Task requirements: Print the following data verbatim, every line unchanged.

— begin Dataset extract —

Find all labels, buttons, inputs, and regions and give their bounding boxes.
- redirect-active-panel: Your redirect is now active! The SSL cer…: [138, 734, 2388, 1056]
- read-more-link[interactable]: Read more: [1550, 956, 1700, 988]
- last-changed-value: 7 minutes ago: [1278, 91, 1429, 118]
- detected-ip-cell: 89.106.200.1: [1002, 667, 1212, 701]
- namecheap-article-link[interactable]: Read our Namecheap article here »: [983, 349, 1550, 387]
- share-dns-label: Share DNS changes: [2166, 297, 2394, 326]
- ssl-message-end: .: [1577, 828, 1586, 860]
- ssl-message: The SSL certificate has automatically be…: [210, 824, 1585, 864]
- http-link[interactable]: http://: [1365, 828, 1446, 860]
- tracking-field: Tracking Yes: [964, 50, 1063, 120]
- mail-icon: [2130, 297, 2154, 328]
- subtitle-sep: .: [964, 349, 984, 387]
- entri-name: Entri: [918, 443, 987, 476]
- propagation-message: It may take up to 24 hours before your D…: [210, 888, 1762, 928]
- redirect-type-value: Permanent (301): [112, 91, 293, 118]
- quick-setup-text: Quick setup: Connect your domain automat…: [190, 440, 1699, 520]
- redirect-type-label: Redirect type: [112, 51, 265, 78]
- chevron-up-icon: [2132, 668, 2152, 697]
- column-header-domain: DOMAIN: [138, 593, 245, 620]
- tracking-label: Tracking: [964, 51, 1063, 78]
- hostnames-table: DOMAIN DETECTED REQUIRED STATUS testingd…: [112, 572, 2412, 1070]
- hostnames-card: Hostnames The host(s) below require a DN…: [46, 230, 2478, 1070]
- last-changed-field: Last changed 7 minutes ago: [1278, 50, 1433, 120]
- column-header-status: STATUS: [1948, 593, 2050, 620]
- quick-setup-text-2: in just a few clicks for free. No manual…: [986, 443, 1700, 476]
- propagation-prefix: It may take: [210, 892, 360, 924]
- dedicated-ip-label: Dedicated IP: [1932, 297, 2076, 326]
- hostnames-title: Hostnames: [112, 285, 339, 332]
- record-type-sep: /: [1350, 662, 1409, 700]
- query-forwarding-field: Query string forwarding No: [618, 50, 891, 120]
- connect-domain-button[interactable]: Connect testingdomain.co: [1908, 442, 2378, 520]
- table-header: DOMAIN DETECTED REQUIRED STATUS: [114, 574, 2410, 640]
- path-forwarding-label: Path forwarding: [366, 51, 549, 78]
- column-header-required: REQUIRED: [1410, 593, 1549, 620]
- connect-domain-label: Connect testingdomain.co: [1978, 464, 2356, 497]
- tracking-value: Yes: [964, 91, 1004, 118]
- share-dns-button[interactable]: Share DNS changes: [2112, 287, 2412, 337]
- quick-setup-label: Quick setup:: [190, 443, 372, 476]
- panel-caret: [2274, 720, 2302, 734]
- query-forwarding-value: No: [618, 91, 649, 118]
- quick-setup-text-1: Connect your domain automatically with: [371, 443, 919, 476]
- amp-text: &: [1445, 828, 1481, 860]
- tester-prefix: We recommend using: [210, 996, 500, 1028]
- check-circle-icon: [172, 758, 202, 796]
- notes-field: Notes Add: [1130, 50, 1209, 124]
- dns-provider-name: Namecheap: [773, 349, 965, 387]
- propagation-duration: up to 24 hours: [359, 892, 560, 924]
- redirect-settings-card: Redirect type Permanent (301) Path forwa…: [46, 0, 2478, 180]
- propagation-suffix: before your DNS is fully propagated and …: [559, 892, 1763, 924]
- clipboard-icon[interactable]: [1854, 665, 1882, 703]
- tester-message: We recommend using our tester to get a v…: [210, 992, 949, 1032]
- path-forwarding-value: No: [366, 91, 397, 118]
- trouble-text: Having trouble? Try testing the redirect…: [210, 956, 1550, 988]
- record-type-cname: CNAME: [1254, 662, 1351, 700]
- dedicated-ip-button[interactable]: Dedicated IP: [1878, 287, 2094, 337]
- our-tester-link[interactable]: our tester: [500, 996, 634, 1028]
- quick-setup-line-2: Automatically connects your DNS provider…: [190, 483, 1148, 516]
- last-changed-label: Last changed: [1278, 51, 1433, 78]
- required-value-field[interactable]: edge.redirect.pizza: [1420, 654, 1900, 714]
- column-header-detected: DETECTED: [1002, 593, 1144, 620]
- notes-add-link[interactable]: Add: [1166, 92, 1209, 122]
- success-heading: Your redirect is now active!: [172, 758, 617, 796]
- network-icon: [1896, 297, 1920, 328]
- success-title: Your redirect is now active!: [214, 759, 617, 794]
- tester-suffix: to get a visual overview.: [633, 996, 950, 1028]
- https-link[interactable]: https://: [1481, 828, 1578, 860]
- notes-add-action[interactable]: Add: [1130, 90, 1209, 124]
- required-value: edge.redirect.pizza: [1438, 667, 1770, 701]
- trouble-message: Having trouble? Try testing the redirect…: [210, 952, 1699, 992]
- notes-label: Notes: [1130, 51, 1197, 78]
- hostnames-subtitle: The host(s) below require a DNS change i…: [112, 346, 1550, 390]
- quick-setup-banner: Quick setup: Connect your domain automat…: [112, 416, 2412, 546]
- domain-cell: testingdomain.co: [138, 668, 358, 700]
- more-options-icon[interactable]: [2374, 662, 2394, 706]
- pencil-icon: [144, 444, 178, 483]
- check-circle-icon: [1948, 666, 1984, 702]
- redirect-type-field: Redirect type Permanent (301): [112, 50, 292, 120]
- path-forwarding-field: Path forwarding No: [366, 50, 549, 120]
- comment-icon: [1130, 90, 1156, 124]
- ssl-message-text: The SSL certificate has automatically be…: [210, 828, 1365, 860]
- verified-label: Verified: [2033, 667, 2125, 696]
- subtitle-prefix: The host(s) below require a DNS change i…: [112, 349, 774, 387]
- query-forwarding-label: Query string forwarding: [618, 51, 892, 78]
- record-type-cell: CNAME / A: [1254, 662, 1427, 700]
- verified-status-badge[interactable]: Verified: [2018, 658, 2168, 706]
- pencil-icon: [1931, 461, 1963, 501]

— end Dataset extract —

Answer below:
Find all labels, buttons, inputs, and regions and give their bounding boxes.
- redirect-active-panel: Your redirect is now active! The SSL cer…: [138, 734, 2388, 1056]
- read-more-link[interactable]: Read more: [1550, 956, 1700, 988]
- last-changed-value: 7 minutes ago: [1278, 91, 1429, 118]
- detected-ip-cell: 89.106.200.1: [1002, 667, 1212, 701]
- namecheap-article-link[interactable]: Read our Namecheap article here »: [983, 349, 1550, 387]
- share-dns-label: Share DNS changes: [2166, 297, 2394, 326]
- ssl-message-end: .: [1577, 828, 1586, 860]
- ssl-message: The SSL certificate has automatically be…: [210, 824, 1585, 864]
- http-link[interactable]: http://: [1365, 828, 1446, 860]
- tracking-field: Tracking Yes: [964, 50, 1063, 120]
- mail-icon: [2130, 297, 2154, 328]
- subtitle-sep: .: [964, 349, 984, 387]
- entri-name: Entri: [918, 443, 987, 476]
- propagation-message: It may take up to 24 hours before your D…: [210, 888, 1762, 928]
- redirect-type-value: Permanent (301): [112, 91, 293, 118]
- quick-setup-text: Quick setup: Connect your domain automat…: [190, 440, 1699, 520]
- redirect-type-label: Redirect type: [112, 51, 265, 78]
- chevron-up-icon: [2132, 668, 2152, 697]
- column-header-domain: DOMAIN: [138, 593, 245, 620]
- tracking-label: Tracking: [964, 51, 1063, 78]
- hostnames-table: DOMAIN DETECTED REQUIRED STATUS testingd…: [112, 572, 2412, 1070]
- hostnames-card: Hostnames The host(s) below require a DN…: [46, 230, 2478, 1070]
- last-changed-field: Last changed 7 minutes ago: [1278, 50, 1433, 120]
- column-header-status: STATUS: [1948, 593, 2050, 620]
- quick-setup-text-2: in just a few clicks for free. No manual…: [986, 443, 1700, 476]
- propagation-prefix: It may take: [210, 892, 360, 924]
- dedicated-ip-label: Dedicated IP: [1932, 297, 2076, 326]
- hostnames-title: Hostnames: [112, 285, 339, 332]
- record-type-sep: /: [1350, 662, 1409, 700]
- query-forwarding-field: Query string forwarding No: [618, 50, 891, 120]
- connect-domain-button[interactable]: Connect testingdomain.co: [1908, 442, 2378, 520]
- table-header: DOMAIN DETECTED REQUIRED STATUS: [114, 574, 2410, 640]
- path-forwarding-label: Path forwarding: [366, 51, 549, 78]
- column-header-required: REQUIRED: [1410, 593, 1549, 620]
- connect-domain-label: Connect testingdomain.co: [1978, 464, 2356, 497]
- tracking-value: Yes: [964, 91, 1004, 118]
- share-dns-button[interactable]: Share DNS changes: [2112, 287, 2412, 337]
- quick-setup-label: Quick setup:: [190, 443, 372, 476]
- panel-caret: [2274, 720, 2302, 734]
- query-forwarding-value: No: [618, 91, 649, 118]
- quick-setup-text-1: Connect your domain automatically with: [371, 443, 919, 476]
- amp-text: &: [1445, 828, 1481, 860]
- tester-prefix: We recommend using: [210, 996, 500, 1028]
- check-circle-icon: [172, 758, 202, 796]
- notes-field: Notes Add: [1130, 50, 1209, 124]
- dns-provider-name: Namecheap: [773, 349, 965, 387]
- propagation-duration: up to 24 hours: [359, 892, 560, 924]
- redirect-settings-card: Redirect type Permanent (301) Path forwa…: [46, 0, 2478, 180]
- propagation-suffix: before your DNS is fully propagated and …: [559, 892, 1763, 924]
- clipboard-icon[interactable]: [1854, 665, 1882, 703]
- tester-message: We recommend using our tester to get a v…: [210, 992, 949, 1032]
- path-forwarding-value: No: [366, 91, 397, 118]
- trouble-text: Having trouble? Try testing the redirect…: [210, 956, 1550, 988]
- record-type-cname: CNAME: [1254, 662, 1351, 700]
- dedicated-ip-button[interactable]: Dedicated IP: [1878, 287, 2094, 337]
- our-tester-link[interactable]: our tester: [500, 996, 634, 1028]
- quick-setup-line-2: Automatically connects your DNS provider…: [190, 483, 1148, 516]
- last-changed-label: Last changed: [1278, 51, 1433, 78]
- required-value-field[interactable]: edge.redirect.pizza: [1420, 654, 1900, 714]
- column-header-detected: DETECTED: [1002, 593, 1144, 620]
- notes-add-link[interactable]: Add: [1166, 92, 1209, 122]
- success-heading: Your redirect is now active!: [172, 758, 617, 796]
- network-icon: [1896, 297, 1920, 328]
- success-title: Your redirect is now active!: [214, 759, 617, 794]
- tester-suffix: to get a visual overview.: [633, 996, 950, 1028]
- https-link[interactable]: https://: [1481, 828, 1578, 860]
- notes-add-action[interactable]: Add: [1130, 90, 1209, 124]
- required-value: edge.redirect.pizza: [1438, 667, 1770, 701]
- trouble-message: Having trouble? Try testing the redirect…: [210, 952, 1699, 992]
- notes-label: Notes: [1130, 51, 1197, 78]
- hostnames-subtitle: The host(s) below require a DNS change i…: [112, 346, 1550, 390]
- quick-setup-banner: Quick setup: Connect your domain automat…: [112, 416, 2412, 546]
- domain-cell: testingdomain.co: [138, 668, 358, 700]
- more-options-icon[interactable]: [2374, 662, 2394, 706]
- pencil-icon: [144, 444, 178, 483]
- check-circle-icon: [1948, 666, 1984, 702]
- redirect-type-field: Redirect type Permanent (301): [112, 50, 292, 120]
- path-forwarding-field: Path forwarding No: [366, 50, 549, 120]
- comment-icon: [1130, 90, 1156, 124]
- ssl-message-text: The SSL certificate has automatically be…: [210, 828, 1365, 860]
- verified-label: Verified: [2033, 667, 2125, 696]
- subtitle-prefix: The host(s) below require a DNS change i…: [112, 349, 774, 387]
- query-forwarding-label: Query string forwarding: [618, 51, 892, 78]
- record-type-cell: CNAME / A: [1254, 662, 1427, 700]
- verified-status-badge[interactable]: Verified: [2018, 658, 2168, 706]
- pencil-icon: [1931, 461, 1963, 501]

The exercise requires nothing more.